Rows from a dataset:
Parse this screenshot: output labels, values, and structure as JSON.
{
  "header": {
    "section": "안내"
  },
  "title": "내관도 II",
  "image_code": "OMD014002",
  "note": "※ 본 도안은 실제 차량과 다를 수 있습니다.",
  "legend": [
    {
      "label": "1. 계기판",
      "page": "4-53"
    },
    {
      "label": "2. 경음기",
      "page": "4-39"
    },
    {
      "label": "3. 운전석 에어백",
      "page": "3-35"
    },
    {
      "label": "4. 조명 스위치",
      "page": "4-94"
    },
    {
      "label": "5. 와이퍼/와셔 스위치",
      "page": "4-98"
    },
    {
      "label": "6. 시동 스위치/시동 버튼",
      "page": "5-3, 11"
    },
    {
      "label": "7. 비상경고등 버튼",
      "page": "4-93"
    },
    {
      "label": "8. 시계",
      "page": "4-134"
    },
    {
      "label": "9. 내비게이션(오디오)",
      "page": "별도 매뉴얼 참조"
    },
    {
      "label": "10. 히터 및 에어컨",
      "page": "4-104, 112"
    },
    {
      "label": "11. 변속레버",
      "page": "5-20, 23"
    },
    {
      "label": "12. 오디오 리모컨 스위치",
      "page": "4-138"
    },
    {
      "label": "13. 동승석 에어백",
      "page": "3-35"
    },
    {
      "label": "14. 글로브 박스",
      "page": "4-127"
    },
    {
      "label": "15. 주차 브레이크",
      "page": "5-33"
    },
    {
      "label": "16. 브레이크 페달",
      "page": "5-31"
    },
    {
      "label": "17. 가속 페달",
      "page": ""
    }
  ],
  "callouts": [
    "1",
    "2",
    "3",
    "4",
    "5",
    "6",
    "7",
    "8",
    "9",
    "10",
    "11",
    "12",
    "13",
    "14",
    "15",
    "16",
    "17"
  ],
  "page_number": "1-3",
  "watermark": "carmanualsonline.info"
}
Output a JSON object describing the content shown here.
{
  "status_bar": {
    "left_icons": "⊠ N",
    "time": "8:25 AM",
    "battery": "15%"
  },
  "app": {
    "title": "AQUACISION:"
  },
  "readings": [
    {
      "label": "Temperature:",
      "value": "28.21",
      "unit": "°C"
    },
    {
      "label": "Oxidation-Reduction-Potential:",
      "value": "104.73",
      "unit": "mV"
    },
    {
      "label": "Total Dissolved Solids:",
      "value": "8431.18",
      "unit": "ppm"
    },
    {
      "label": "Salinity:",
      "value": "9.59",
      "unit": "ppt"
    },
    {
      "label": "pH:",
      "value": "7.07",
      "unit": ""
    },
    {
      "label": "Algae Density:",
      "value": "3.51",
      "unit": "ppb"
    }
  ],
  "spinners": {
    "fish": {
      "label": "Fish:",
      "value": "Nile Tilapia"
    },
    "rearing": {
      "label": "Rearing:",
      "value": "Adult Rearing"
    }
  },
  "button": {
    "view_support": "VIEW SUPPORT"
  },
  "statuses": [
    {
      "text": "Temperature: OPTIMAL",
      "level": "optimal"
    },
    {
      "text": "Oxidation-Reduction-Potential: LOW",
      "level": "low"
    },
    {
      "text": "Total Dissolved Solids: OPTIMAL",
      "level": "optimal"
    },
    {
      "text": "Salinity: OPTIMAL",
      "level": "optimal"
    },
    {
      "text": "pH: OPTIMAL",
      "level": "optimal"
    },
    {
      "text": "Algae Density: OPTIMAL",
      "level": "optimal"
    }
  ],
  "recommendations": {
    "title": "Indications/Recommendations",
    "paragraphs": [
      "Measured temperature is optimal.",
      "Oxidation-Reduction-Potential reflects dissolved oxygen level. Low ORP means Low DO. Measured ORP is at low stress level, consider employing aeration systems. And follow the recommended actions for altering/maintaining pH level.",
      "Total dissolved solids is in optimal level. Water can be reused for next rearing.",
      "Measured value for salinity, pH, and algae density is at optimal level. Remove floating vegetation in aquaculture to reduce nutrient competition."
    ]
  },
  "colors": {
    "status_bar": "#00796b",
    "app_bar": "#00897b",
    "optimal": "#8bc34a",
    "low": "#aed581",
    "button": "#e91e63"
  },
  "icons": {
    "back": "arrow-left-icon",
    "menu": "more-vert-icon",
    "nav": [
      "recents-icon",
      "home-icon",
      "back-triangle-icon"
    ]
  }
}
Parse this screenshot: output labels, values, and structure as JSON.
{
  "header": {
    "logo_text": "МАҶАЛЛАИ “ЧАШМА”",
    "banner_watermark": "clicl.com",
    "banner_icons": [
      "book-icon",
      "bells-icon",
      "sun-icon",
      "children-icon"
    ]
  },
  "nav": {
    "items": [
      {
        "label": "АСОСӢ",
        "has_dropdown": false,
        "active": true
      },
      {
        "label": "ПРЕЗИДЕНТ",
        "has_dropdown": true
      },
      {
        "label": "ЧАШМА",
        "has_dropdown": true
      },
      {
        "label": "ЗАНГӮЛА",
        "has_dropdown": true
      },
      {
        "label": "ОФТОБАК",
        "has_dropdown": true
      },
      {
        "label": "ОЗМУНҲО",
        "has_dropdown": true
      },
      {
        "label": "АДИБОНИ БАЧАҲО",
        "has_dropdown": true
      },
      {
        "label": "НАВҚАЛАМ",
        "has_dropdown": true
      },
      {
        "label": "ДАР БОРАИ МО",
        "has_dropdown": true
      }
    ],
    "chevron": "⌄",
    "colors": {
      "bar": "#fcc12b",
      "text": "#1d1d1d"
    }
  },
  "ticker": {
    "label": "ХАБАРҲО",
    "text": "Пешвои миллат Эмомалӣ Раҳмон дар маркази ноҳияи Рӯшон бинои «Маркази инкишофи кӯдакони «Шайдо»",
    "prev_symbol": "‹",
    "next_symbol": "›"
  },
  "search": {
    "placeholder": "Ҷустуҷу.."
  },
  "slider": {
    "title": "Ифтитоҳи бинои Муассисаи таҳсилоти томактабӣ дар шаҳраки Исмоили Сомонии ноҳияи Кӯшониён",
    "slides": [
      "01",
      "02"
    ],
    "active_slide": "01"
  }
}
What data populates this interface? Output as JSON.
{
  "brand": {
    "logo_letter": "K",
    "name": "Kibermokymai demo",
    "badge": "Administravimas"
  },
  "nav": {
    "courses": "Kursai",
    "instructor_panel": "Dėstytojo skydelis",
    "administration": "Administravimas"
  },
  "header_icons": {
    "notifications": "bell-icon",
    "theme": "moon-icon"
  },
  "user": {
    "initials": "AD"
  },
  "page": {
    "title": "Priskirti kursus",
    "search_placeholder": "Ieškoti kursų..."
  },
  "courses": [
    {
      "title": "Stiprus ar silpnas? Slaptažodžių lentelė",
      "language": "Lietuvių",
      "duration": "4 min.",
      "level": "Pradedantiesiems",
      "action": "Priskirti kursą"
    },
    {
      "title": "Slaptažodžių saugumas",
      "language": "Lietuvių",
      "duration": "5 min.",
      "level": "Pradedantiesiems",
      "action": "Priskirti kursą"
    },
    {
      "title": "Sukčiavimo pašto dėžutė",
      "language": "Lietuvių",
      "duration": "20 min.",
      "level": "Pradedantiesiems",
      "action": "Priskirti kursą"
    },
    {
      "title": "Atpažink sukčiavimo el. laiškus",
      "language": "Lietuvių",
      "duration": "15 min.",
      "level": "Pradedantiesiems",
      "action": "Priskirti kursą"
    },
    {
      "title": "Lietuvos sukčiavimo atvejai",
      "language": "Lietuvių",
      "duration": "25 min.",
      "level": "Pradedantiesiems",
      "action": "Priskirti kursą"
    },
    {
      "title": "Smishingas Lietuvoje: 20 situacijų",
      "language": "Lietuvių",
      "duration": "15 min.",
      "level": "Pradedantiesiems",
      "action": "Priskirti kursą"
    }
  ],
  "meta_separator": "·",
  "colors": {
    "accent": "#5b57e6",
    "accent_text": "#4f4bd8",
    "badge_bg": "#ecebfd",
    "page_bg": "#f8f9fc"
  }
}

#### [Written task]
Copy each line holding the word "Measured" from the listing above.

#### [Solution for this task]
      "Measured temperature is optimal.",
      "Oxidation-Reduction-Potential reflects dissolved oxygen level. Low ORP means Low DO. Measured ORP is at low stress level, consider employing aeration systems. And follow the recommended actions for altering/maintaining pH level.",
      "Measured value for salinity, pH, and algae density is at optimal level. Remove floating vegetation in aquaculture to reduce nutrient competition."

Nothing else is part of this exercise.